“È un paradosso che 94 nuovi agenti forestali, già formati e pronti a entrare in servizio, siano ancora bloccati da un adempimento burocratico legato alla mancata approvazione del rendiconto 2025”. A denunciarlo sono il Coordinatore Regionale dell’Udc Sicilia, On. Decio Terrana, e il Coordinatore Provinciale di Palermo, Paolo Franzella, che lanciano un appello alla responsabilità istituzionale.
“In una stagione segnata da incendi e gravi emergenze ambientali, la Sicilia ha bisogno di più uomini e di maggiore presenza sul territorio. Non possiamo permettere che la burocrazia rallenti assunzioni necessarie alla sicurezza dei cittadini e alla tutela dell’ambiente”.
Terrana e Franzella chiedono al Presidente dell’ARS Gaetano Galvagno di calendarizzare con urgenza il rendiconto 2025 e ai deputati regionali di affrontare la questione con senso di responsabilità, evitando contrapposizioni e tatticismi.
“Questi 94 giovani meritano certezze e la Sicilia merita un Corpo Forestale più forte. Sbloccare le assunzioni significa dare sicurezza ai cittadini, tutela al territorio e dignità a chi ha scelto di servirlo. Su questo tema non servono divisioni: serve responsabilità”.

# [Obiettivo dell'esercizio]
Nel brano fornito, che cosa chiedono Terrana e Franzella al Presidente dell'ARS Gaetano Galvagno?

# [Dati forniti]

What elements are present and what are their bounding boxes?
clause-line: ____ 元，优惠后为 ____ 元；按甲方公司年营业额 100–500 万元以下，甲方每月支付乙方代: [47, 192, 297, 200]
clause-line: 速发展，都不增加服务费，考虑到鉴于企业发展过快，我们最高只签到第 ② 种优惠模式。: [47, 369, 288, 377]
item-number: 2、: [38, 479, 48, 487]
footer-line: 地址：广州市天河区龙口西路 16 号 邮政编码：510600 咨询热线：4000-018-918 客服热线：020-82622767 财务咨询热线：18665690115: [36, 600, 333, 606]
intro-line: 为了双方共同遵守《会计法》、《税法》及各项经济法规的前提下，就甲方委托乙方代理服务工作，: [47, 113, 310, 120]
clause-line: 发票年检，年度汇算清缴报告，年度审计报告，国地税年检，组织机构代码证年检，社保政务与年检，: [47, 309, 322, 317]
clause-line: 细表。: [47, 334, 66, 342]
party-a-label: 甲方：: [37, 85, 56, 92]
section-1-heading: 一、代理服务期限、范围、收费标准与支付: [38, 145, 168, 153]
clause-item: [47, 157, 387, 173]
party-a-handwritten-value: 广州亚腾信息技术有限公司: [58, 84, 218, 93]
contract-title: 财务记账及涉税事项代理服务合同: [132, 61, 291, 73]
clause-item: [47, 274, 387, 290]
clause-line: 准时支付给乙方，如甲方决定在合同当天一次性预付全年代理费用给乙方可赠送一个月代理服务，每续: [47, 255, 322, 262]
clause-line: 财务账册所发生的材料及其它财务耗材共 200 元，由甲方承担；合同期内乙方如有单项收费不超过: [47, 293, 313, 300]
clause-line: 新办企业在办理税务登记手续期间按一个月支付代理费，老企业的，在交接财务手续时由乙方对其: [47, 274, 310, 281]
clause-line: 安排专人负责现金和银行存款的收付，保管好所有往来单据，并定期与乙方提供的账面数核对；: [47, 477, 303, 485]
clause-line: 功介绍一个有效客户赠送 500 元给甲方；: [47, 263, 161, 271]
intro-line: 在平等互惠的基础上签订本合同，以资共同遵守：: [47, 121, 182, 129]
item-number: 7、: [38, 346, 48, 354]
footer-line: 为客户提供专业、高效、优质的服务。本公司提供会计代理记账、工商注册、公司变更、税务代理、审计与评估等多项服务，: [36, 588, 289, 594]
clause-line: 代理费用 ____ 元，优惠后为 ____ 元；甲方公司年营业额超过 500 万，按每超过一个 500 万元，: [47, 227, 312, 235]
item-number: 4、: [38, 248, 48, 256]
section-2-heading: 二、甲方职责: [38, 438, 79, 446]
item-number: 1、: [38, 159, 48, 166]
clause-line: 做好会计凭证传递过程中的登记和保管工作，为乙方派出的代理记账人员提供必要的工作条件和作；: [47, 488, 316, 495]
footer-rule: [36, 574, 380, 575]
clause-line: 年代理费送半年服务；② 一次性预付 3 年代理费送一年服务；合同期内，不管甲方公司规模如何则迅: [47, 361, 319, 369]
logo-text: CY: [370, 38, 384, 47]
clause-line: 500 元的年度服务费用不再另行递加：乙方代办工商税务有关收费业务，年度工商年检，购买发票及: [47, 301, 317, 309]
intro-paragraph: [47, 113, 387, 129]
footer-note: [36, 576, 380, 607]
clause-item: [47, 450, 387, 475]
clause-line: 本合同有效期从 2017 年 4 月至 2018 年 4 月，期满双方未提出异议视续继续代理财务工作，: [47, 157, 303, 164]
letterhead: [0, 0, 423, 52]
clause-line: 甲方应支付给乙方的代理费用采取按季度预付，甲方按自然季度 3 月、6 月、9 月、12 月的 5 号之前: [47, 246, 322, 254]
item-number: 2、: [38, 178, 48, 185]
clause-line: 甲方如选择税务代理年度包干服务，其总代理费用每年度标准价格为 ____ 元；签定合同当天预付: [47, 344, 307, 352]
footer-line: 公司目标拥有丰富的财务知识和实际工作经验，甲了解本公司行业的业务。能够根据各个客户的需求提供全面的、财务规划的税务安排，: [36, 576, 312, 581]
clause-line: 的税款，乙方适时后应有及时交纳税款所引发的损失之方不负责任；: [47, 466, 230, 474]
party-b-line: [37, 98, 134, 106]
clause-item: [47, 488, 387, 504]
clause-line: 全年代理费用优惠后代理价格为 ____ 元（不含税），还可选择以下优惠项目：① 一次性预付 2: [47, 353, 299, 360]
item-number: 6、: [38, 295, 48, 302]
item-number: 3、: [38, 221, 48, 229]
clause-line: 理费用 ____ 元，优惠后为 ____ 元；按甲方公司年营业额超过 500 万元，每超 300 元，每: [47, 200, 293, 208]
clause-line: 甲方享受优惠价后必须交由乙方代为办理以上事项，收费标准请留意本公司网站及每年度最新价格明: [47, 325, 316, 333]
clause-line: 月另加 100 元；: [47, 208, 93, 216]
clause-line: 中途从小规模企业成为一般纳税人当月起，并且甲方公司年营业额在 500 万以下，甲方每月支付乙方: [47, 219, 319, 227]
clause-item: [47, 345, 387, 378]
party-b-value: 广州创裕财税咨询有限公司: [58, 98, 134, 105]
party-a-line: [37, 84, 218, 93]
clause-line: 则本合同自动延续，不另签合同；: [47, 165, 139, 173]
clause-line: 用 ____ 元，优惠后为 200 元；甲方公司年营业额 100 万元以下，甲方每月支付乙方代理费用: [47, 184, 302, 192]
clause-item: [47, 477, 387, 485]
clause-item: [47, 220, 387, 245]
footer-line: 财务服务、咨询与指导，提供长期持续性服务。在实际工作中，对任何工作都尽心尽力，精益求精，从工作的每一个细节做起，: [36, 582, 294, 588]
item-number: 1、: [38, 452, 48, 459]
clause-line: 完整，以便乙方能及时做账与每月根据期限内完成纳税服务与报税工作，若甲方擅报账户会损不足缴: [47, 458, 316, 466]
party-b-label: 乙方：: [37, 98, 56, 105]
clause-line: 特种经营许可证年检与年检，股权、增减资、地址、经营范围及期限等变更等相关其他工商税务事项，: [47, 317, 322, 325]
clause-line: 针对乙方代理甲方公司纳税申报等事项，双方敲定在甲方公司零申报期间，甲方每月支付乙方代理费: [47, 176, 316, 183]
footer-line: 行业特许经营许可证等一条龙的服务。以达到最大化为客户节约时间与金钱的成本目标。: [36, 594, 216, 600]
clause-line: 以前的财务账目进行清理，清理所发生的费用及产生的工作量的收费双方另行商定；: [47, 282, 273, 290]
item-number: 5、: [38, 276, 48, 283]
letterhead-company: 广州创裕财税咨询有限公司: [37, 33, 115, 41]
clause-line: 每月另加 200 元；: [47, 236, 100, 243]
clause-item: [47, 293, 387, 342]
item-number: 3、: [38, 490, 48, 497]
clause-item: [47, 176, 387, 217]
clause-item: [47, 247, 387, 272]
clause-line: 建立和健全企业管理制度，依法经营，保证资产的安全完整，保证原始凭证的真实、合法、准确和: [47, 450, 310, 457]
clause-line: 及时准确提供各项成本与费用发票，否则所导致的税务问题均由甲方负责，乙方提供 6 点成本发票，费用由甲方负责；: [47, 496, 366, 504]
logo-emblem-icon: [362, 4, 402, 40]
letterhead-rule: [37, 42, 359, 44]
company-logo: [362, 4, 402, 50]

# [Risposta]
Di calendarizzare con urgenza il rendiconto 2025.